§ To be done
Check each line for the word "GBPUSD" and report how many have it. Give nothing else.

§ Extracted records
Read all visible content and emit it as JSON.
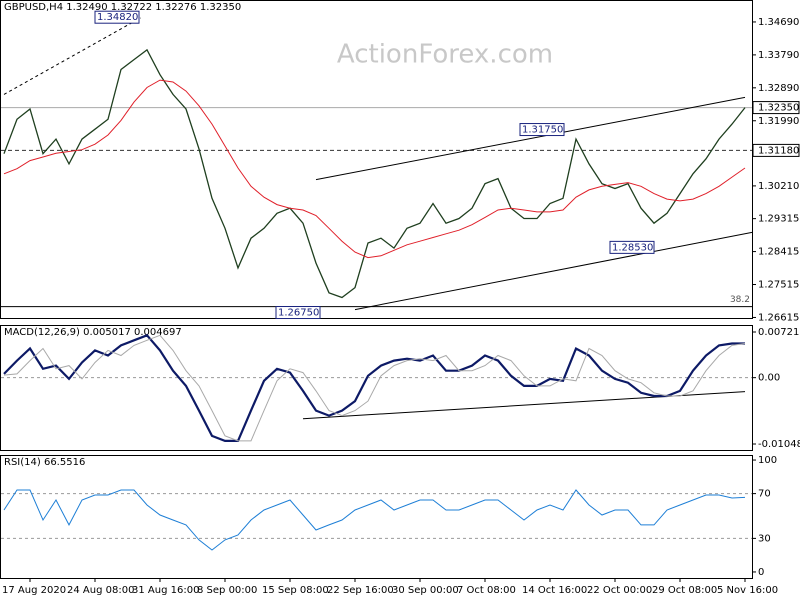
{
  "chart_data": [
    {
      "type": "line",
      "title": "GBPUSD,H4  1.32490 1.32722 1.32276 1.32350",
      "watermark": "ActionForex.com",
      "ylim": [
        1.266,
        1.3529
      ],
      "yticks": [
        {
          "value": 1.3469,
          "label": "1.34690"
        },
        {
          "value": 1.3379,
          "label": "1.33790"
        },
        {
          "value": 1.3289,
          "label": "1.32890"
        },
        {
          "value": 1.3199,
          "label": "1.31990"
        },
        {
          "value": 1.3021,
          "label": "1.30210"
        },
        1.29315,
        1.28415,
        1.27515,
        1.26615
      ],
      "series": [
        {
          "name": "GBPUSD",
          "color": "#1f3f1f",
          "width": 1.3,
          "values": [
            1.3109,
            1.3203,
            1.3231,
            1.3109,
            1.3149,
            1.3081,
            1.3149,
            1.3176,
            1.3203,
            1.3339,
            1.3366,
            1.3393,
            1.3325,
            1.3271,
            1.3231,
            1.3122,
            1.2987,
            1.2905,
            1.2797,
            1.2878,
            1.2905,
            1.2946,
            1.296,
            1.2919,
            1.281,
            1.2729,
            1.2716,
            1.2743,
            1.2865,
            1.2878,
            1.2851,
            1.2905,
            1.2919,
            1.2973,
            1.2919,
            1.2932,
            1.296,
            1.3027,
            1.3041,
            1.296,
            1.2932,
            1.2932,
            1.2973,
            1.2987,
            1.3149,
            1.3081,
            1.3027,
            1.3014,
            1.3027,
            1.296,
            1.2919,
            1.2946,
            1.3,
            1.3054,
            1.3095,
            1.3149,
            1.319,
            1.3235
          ]
        },
        {
          "name": "MA",
          "color": "#e0202a",
          "width": 1,
          "values": [
            1.3054,
            1.3068,
            1.309,
            1.31,
            1.311,
            1.3115,
            1.312,
            1.3135,
            1.316,
            1.32,
            1.325,
            1.329,
            1.331,
            1.3305,
            1.328,
            1.324,
            1.319,
            1.313,
            1.307,
            1.302,
            1.299,
            1.297,
            1.296,
            1.2955,
            1.294,
            1.2905,
            1.287,
            1.284,
            1.2825,
            1.283,
            1.2845,
            1.286,
            1.287,
            1.288,
            1.289,
            1.29,
            1.2915,
            1.2935,
            1.2955,
            1.296,
            1.2955,
            1.295,
            1.295,
            1.2955,
            1.299,
            1.301,
            1.302,
            1.3025,
            1.303,
            1.302,
            1.3,
            1.2985,
            1.298,
            1.2985,
            1.3,
            1.302,
            1.3045,
            1.307
          ]
        }
      ],
      "price_labels": [
        {
          "value": 1.3235,
          "label": "1.32350",
          "style": "solid"
        },
        {
          "value": 1.3118,
          "label": "1.31180",
          "style": "dashed"
        }
      ],
      "annotations": [
        {
          "value": 1.3482,
          "label": "1.34820"
        },
        {
          "value": 1.3175,
          "label": "1.31750"
        },
        {
          "value": 1.2853,
          "label": "1.28530"
        },
        {
          "value": 1.2675,
          "label": "1.26750"
        }
      ],
      "fib_line": {
        "level": 1.2691,
        "label": "38.2"
      },
      "trendlines": [
        {
          "x": [
            24,
            57
          ],
          "y": [
            1.3038,
            1.3263
          ],
          "style": "solid"
        },
        {
          "x": [
            27,
            58
          ],
          "y": [
            1.2683,
            1.2894
          ],
          "style": "solid"
        },
        {
          "x": [
            0,
            10.5
          ],
          "y": [
            1.3271,
            1.348
          ],
          "style": "dashed"
        }
      ]
    },
    {
      "type": "line",
      "title": "MACD(12,26,9) 0.005017 0.004697",
      "ylim": [
        -0.01143,
        0.00832
      ],
      "yticks": [
        0.007213,
        {
          "value": 0,
          "label": "0.00"
        },
        -0.01048
      ],
      "levels": [
        0
      ],
      "series": [
        {
          "name": "MACD",
          "color": "#0d1a66",
          "width": 2.2,
          "values": [
            0.0006,
            0.0027,
            0.0046,
            0.0014,
            0.0019,
            -0.0002,
            0.0024,
            0.0043,
            0.0035,
            0.0051,
            0.0059,
            0.0067,
            0.0043,
            0.0011,
            -0.0013,
            -0.0052,
            -0.0092,
            -0.01,
            -0.01,
            -0.0052,
            -0.0005,
            0.0014,
            0.0008,
            -0.0021,
            -0.0052,
            -0.006,
            -0.0052,
            -0.0037,
            0.0003,
            0.0019,
            0.0027,
            0.003,
            0.0027,
            0.0035,
            0.0011,
            0.0011,
            0.0019,
            0.0035,
            0.0027,
            0.0003,
            -0.0013,
            -0.0013,
            -0.0002,
            -0.0005,
            0.0046,
            0.0035,
            0.0011,
            -0.0002,
            -0.0008,
            -0.0024,
            -0.0029,
            -0.0029,
            -0.0021,
            0.0011,
            0.0035,
            0.0051,
            0.0054,
            0.0054
          ]
        },
        {
          "name": "Signal",
          "color": "#a9a9a9",
          "width": 1,
          "values": [
            0.0004,
            0.0006,
            0.0027,
            0.0046,
            0.0014,
            0.0019,
            -0.0002,
            0.0024,
            0.0043,
            0.0035,
            0.0051,
            0.0059,
            0.0067,
            0.0043,
            0.0011,
            -0.0013,
            -0.0052,
            -0.0092,
            -0.01,
            -0.01,
            -0.0052,
            -0.0005,
            0.0014,
            0.0008,
            -0.0021,
            -0.0052,
            -0.006,
            -0.0052,
            -0.0037,
            0.0003,
            0.0019,
            0.0027,
            0.003,
            0.0027,
            0.0035,
            0.0011,
            0.0011,
            0.0019,
            0.0035,
            0.0027,
            0.0003,
            -0.0013,
            -0.0013,
            -0.0002,
            -0.0005,
            0.0046,
            0.0035,
            0.0011,
            -0.0002,
            -0.0008,
            -0.0024,
            -0.0029,
            -0.0029,
            -0.0021,
            0.0011,
            0.0035,
            0.0051,
            0.0054
          ]
        }
      ],
      "trendlines": [
        {
          "x": [
            23,
            57
          ],
          "y": [
            -0.0065,
            -0.0022
          ],
          "style": "solid"
        }
      ]
    },
    {
      "type": "line",
      "title": "RSI(14) 66.5516",
      "ylim": [
        -5.4,
        104.5
      ],
      "yticks": [
        100,
        70,
        30,
        0
      ],
      "levels": [
        70,
        30
      ],
      "categories": [
        null,
        null,
        "17 Aug 2020",
        null,
        null,
        null,
        null,
        "24 Aug 08:00",
        null,
        null,
        null,
        null,
        "31 Aug 16:00",
        null,
        null,
        null,
        null,
        "8 Sep 00:00",
        null,
        null,
        null,
        null,
        "15 Sep 08:00",
        null,
        null,
        null,
        null,
        "22 Sep 16:00",
        null,
        null,
        null,
        null,
        "30 Sep 00:00",
        null,
        null,
        null,
        null,
        "7 Oct 08:00",
        null,
        null,
        null,
        null,
        "14 Oct 16:00",
        null,
        null,
        null,
        null,
        "22 Oct 00:00",
        null,
        null,
        null,
        null,
        "29 Oct 08:00",
        null,
        null,
        null,
        null,
        "5 Nov 16:00"
      ],
      "series": [
        {
          "name": "RSI",
          "color": "#1e7fd6",
          "width": 1,
          "values": [
            55.4,
            73.2,
            73.2,
            46.4,
            64.3,
            42.0,
            64.3,
            68.8,
            68.8,
            73.2,
            73.2,
            59.8,
            50.9,
            46.4,
            42.0,
            28.6,
            19.6,
            28.6,
            33.0,
            46.4,
            55.4,
            59.8,
            64.3,
            50.9,
            37.5,
            42.0,
            46.4,
            55.4,
            59.8,
            64.3,
            55.4,
            59.8,
            64.3,
            64.3,
            55.4,
            55.4,
            59.8,
            64.3,
            64.3,
            55.4,
            46.4,
            55.4,
            59.8,
            55.4,
            73.2,
            59.8,
            50.9,
            55.4,
            55.4,
            42.0,
            42.0,
            55.4,
            59.8,
            64.3,
            68.8,
            68.8,
            66.1,
            66.6
          ]
        }
      ]
    }
  ]
}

§ Exercise result
2